> _Task instructions_
The entries below should be output exactly as written.

[Items listed in a dataset]

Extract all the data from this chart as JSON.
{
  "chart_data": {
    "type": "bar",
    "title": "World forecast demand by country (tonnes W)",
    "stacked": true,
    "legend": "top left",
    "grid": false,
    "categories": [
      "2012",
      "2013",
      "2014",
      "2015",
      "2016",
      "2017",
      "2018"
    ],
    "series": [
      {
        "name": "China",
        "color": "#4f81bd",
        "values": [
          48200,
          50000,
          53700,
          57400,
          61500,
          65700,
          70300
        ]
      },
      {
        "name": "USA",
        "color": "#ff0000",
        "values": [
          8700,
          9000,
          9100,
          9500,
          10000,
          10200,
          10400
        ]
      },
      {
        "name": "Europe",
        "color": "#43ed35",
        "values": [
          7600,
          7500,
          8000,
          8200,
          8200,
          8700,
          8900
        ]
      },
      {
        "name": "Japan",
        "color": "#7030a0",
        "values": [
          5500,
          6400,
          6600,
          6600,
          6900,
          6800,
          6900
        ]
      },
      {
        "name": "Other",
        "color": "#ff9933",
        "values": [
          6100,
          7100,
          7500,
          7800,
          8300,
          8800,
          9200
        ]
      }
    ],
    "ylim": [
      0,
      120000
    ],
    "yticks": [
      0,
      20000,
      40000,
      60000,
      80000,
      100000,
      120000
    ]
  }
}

> _Finished task_
Extract all the data from this chart as JSON.
{
  "chart_data": {
    "type": "bar",
    "title": "World forecast demand by country (tonnes W)",
    "stacked": true,
    "legend": "top left",
    "grid": false,
    "categories": [
      "2012",
      "2013",
      "2014",
      "2015",
      "2016",
      "2017",
      "2018"
    ],
    "series": [
      {
        "name": "China",
        "color": "#4f81bd",
        "values": [
          48200,
          50000,
          53700,
          57400,
          61500,
          65700,
          70300
        ]
      },
      {
        "name": "USA",
        "color": "#ff0000",
        "values": [
          8700,
          9000,
          9100,
          9500,
          10000,
          10200,
          10400
        ]
      },
      {
        "name": "Europe",
        "color": "#43ed35",
        "values": [
          7600,
          7500,
          8000,
          8200,
          8200,
          8700,
          8900
        ]
      },
      {
        "name": "Japan",
        "color": "#7030a0",
        "values": [
          5500,
          6400,
          6600,
          6600,
          6900,
          6800,
          6900
        ]
      },
      {
        "name": "Other",
        "color": "#ff9933",
        "values": [
          6100,
          7100,
          7500,
          7800,
          8300,
          8800,
          9200
        ]
      }
    ],
    "ylim": [
      0,
      120000
    ],
    "yticks": [
      0,
      20000,
      40000,
      60000,
      80000,
      100000,
      120000
    ]
  }
}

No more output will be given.